### WHAT YOU NEED TO DO
Below are the records. State how many of their lines hold the word "Percentage", and add nothing else.
*** RECORDS FOR THE EXERCISE Section Begins ***
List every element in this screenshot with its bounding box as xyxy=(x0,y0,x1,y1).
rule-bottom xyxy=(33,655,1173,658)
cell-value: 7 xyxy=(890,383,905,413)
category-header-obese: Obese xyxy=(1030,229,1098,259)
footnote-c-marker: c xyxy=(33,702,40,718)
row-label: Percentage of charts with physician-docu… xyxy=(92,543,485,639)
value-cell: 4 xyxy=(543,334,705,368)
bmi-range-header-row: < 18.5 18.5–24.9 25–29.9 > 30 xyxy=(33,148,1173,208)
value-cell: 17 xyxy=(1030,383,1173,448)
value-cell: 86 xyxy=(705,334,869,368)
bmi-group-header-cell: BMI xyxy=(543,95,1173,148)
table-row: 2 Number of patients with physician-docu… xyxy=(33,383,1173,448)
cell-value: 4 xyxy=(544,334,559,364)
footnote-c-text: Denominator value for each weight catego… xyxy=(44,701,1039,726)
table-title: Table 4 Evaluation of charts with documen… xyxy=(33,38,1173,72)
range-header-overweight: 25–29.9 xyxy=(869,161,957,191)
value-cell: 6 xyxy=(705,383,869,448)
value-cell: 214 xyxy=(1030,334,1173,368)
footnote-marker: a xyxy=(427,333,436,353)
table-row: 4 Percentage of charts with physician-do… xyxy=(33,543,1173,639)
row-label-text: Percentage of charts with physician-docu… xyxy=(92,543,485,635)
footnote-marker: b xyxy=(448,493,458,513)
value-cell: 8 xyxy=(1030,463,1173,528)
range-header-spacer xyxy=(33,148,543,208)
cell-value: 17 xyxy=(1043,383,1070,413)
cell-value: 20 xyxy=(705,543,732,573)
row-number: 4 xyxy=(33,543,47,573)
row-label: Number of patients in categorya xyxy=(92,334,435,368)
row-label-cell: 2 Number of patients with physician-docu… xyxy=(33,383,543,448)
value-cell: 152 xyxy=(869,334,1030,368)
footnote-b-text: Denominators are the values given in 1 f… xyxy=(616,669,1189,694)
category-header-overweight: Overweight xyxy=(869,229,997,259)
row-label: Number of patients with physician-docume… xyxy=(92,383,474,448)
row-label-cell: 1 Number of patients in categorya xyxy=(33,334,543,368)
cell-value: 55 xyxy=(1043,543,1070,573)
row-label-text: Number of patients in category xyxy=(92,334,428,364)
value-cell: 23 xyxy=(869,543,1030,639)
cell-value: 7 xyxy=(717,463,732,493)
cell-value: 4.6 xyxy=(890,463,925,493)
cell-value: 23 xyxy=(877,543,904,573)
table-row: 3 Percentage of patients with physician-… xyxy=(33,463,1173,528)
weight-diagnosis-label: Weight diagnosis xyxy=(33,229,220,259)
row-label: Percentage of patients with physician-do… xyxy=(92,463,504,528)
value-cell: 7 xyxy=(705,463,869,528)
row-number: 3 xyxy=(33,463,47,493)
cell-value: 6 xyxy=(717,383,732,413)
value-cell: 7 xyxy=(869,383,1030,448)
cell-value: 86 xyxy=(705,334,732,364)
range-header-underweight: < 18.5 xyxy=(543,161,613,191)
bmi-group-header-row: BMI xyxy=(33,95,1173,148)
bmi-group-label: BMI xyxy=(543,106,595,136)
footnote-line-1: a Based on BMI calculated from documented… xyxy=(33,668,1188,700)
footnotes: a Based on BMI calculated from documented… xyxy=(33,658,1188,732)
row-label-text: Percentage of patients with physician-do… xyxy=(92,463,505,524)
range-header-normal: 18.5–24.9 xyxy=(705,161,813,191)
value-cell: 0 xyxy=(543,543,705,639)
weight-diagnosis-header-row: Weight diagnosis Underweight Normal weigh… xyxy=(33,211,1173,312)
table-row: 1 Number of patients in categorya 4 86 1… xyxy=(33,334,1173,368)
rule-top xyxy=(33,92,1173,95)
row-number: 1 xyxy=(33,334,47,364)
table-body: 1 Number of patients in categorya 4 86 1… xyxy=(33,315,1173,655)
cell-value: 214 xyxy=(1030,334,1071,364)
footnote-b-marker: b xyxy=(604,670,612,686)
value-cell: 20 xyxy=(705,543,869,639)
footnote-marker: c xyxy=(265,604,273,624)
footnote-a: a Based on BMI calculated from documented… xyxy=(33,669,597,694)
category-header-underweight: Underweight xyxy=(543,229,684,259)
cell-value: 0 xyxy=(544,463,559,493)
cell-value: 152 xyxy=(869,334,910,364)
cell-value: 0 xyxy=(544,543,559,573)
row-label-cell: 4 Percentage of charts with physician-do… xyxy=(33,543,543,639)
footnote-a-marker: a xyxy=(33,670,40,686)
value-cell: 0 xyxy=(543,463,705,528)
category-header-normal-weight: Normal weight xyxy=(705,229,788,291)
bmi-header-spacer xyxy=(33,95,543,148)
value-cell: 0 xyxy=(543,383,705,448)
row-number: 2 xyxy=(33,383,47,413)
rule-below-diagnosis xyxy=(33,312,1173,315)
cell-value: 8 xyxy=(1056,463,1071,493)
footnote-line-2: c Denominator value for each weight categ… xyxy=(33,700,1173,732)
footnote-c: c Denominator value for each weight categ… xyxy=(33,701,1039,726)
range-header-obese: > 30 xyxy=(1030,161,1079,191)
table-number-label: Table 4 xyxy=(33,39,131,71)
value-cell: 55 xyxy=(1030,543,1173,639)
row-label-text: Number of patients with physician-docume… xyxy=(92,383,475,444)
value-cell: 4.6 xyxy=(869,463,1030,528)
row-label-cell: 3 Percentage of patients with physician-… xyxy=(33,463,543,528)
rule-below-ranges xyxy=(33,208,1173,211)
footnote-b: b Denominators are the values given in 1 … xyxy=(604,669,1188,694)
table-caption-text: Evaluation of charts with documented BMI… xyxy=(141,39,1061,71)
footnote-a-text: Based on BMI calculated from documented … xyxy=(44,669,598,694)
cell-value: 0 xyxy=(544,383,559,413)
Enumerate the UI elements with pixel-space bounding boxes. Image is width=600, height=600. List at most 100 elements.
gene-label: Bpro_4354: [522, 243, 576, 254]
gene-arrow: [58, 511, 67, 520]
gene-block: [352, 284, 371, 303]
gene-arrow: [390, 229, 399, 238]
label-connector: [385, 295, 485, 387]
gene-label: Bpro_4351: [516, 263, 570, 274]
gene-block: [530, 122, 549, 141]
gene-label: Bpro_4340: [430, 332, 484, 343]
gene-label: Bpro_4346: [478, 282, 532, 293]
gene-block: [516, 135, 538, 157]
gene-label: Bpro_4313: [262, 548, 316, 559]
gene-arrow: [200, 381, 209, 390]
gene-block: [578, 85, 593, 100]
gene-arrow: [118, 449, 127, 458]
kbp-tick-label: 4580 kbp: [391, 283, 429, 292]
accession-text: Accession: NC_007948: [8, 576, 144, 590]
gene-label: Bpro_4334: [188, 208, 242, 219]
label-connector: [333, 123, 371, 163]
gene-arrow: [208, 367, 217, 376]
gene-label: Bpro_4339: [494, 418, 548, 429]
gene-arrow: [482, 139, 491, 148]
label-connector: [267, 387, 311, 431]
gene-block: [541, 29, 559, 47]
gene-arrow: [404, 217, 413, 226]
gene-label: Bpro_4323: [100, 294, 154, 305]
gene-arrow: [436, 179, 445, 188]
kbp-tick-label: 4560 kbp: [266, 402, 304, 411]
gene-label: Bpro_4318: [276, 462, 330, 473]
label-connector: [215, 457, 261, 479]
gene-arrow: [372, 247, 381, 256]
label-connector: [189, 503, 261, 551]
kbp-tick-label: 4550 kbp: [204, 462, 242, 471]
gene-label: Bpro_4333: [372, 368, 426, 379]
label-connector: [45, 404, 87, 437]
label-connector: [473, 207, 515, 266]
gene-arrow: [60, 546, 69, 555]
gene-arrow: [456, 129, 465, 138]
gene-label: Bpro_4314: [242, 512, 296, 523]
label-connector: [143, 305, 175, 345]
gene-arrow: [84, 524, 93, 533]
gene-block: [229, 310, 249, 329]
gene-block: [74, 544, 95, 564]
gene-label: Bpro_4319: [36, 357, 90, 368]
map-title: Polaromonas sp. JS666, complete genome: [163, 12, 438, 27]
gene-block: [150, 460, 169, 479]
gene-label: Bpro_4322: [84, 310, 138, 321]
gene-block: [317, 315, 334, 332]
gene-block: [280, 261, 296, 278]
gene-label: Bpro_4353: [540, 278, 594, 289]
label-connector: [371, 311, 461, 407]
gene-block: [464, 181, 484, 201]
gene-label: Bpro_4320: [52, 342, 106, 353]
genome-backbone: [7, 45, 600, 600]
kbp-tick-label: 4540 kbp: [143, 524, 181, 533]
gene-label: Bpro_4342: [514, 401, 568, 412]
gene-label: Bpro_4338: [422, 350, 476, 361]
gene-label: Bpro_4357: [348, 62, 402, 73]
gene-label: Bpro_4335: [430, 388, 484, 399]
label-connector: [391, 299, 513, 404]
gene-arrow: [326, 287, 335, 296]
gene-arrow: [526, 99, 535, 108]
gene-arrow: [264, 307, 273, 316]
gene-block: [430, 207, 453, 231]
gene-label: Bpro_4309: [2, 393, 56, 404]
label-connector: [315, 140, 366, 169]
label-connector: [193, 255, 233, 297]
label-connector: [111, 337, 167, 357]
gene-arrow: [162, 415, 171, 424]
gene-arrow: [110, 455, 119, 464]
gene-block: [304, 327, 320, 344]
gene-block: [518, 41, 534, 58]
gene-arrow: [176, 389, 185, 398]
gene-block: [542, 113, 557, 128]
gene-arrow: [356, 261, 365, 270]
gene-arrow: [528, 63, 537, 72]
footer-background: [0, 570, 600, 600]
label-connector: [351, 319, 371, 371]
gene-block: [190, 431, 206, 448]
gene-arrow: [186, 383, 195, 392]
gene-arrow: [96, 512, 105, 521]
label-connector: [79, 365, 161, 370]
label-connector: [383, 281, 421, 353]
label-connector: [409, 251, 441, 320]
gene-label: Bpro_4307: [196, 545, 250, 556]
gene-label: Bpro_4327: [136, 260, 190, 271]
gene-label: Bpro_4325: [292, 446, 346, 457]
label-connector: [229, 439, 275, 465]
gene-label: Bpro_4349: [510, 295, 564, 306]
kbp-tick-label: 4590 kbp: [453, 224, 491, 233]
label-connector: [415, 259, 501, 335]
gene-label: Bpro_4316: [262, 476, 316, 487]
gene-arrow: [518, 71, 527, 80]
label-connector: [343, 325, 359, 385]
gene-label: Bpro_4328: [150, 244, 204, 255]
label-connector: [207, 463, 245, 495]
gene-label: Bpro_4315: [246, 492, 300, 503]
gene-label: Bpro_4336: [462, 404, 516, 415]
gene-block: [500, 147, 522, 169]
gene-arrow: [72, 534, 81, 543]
*** RECORDS FOR THE EXERCISE Section Ends ***
### TASK ANSWER
8